#### [Direction 1]
In the records, from the first line through the line containing "tree-item-label: 面向对象 [6,193,67,210]", switch every "interactable" to "clickable" and give those lines again with everything else unchanged.

#### [Text provided]
CSV source

The CSV data source translates the rows of files in CSV format to entities.

The configuration options are:

Prototype

{
   "type": "csv",
   "system": "a-valid-url-or-microservice-system-id",
   "url": "url-to-csv-file",
   "has_header": true,
   "field_names": ["mappings","from","columns","to","properties"],
   "auto_dialect": true,
   "dialect": "excel",
   "encoding": "utf-8",
   "decode_error_strategy": "strict-or-replace",
   "primary_key": ["list","of","column","names"],
   "whitelist": ["list","of","column","names","to","include"],
   "blacklist": ["list","of","column","names","to","exclude"],
   "preserve_empty_strings": false,
   "delimiter": ",",
   "escape_null_bytes": false
}

Properties

Property

Type

Description

Default

Req

url

String

The URL of the CVS file to load.

Yes

system

String

The ID of the URL system or microservice system component to use.

Yes

has_header

Boolean

Flag that indicates to the source that the first row in the CSV file contains the names of the columns. If this property is set to false, you will have to provide a list of column names in the field_names property.

(Layout coordinate data)
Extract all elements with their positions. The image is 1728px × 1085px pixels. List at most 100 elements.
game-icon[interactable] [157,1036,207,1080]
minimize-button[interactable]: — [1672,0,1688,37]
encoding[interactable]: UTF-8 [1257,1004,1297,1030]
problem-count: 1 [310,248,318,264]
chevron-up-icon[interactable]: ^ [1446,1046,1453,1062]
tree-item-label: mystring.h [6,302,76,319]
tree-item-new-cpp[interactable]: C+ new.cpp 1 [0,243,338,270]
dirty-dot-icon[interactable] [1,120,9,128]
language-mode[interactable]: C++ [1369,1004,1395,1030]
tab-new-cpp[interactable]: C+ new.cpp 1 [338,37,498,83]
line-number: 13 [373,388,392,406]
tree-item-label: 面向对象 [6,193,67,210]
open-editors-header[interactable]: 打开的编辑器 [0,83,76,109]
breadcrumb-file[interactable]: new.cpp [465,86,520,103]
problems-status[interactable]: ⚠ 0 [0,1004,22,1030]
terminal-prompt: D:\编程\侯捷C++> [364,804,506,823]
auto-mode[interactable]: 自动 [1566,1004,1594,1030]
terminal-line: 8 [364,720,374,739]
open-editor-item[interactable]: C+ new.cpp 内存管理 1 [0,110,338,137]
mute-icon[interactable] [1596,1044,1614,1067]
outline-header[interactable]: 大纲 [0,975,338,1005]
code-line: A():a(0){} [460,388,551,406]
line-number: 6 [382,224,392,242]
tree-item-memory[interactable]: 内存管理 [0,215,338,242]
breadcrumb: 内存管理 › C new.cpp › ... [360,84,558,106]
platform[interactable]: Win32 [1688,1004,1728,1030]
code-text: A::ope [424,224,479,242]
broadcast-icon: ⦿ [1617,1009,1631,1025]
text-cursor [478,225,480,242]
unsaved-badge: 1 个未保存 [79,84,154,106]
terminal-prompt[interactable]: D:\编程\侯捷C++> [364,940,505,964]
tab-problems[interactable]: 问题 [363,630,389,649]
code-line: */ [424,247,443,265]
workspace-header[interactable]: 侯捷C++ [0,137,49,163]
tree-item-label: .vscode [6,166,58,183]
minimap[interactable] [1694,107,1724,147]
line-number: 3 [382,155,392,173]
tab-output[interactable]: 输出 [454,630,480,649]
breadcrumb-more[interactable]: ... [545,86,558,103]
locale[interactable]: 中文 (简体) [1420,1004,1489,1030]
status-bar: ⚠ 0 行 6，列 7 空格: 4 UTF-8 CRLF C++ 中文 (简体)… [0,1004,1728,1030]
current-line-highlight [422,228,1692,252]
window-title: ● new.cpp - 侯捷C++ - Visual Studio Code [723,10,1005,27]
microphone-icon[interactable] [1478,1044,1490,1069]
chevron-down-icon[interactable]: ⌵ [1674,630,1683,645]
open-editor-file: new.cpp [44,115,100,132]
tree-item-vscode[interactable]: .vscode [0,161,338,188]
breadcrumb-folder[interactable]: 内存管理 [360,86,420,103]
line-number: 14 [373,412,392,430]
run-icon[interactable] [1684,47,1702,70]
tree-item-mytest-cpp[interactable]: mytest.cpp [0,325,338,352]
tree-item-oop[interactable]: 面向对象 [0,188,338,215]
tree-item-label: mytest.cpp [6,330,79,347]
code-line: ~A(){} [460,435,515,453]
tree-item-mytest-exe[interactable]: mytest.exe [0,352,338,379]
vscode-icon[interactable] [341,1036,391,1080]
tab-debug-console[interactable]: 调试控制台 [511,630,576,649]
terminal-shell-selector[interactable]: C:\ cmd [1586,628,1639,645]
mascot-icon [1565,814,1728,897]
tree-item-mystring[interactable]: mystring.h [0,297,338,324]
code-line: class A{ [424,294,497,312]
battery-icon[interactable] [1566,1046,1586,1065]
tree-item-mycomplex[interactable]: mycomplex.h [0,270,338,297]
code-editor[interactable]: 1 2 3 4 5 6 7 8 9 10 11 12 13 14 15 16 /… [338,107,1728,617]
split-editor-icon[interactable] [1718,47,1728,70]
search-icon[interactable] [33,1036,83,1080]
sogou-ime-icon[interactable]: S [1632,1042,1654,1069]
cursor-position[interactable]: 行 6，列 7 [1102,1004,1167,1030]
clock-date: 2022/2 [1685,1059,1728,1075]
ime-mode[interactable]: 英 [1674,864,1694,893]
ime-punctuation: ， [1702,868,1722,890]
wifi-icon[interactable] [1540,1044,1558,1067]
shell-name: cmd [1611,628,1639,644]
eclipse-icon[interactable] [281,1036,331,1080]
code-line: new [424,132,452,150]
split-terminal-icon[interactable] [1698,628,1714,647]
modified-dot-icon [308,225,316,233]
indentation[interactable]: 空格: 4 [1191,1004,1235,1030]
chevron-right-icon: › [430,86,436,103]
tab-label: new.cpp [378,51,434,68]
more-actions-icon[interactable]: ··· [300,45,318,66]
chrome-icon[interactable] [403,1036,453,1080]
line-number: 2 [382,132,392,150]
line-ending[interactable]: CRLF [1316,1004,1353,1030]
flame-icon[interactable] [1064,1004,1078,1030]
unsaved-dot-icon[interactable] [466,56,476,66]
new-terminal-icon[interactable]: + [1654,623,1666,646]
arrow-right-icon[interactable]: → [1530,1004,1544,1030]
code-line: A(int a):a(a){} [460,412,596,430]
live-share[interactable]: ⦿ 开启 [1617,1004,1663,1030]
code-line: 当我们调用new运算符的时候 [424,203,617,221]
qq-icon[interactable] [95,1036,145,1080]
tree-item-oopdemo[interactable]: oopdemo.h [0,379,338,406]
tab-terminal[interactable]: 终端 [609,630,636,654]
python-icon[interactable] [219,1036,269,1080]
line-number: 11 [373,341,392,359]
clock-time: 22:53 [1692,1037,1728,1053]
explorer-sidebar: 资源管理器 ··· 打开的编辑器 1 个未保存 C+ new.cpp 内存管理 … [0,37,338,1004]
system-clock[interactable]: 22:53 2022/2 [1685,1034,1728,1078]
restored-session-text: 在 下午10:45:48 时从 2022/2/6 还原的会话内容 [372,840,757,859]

#### [Direction 2]
Answer these questions about the CSV source text:
(a) What does the CSV data source translate the rows of CSV files to?
(b) What value does the prototype give for "encoding"?
(c) If "has_header" is set to false, which property must provide a list of column names?

#### [Final answer 1]
Extract all elements with their positions. The image is 1728px × 1085px pixels. List at most 100 elements.
game-icon[clickable] [157,1036,207,1080]
minimize-button[clickable]: — [1672,0,1688,37]
encoding[clickable]: UTF-8 [1257,1004,1297,1030]
problem-count: 1 [310,248,318,264]
chevron-up-icon[clickable]: ^ [1446,1046,1453,1062]
tree-item-label: mystring.h [6,302,76,319]
tree-item-new-cpp[clickable]: C+ new.cpp 1 [0,243,338,270]
dirty-dot-icon[clickable] [1,120,9,128]
language-mode[clickable]: C++ [1369,1004,1395,1030]
tab-new-cpp[clickable]: C+ new.cpp 1 [338,37,498,83]
line-number: 13 [373,388,392,406]
tree-item-label: 面向对象 [6,193,67,210]

#### [Final answer 2]
(a) Entities.
(b) "utf-8"
(c) field_names